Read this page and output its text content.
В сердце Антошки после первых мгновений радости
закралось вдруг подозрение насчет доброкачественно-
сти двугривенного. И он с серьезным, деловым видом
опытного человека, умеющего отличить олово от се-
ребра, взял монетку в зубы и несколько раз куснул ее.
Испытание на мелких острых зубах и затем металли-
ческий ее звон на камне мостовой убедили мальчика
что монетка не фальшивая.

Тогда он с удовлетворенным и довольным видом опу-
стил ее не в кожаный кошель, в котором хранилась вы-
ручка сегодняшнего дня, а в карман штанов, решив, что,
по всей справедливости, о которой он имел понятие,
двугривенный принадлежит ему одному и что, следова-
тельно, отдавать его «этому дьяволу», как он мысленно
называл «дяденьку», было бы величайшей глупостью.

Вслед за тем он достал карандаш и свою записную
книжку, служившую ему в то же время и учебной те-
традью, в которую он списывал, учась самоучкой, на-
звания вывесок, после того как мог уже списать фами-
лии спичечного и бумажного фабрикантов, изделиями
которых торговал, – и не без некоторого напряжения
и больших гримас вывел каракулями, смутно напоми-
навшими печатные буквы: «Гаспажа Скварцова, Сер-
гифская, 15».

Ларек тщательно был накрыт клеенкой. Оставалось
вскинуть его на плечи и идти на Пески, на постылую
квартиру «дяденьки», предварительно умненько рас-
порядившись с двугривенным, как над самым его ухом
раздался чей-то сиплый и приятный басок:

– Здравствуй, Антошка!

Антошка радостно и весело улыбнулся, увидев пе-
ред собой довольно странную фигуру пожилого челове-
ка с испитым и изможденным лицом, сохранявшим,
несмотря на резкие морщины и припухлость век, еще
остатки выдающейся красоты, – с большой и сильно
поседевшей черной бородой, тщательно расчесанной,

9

» **Task directions**: Review the preceding data and report every line that includes the string "Антошка".

» **Reply**:
– Здравствуй, Антошка!
Антошка радостно и весело улыбнулся, увидев пе-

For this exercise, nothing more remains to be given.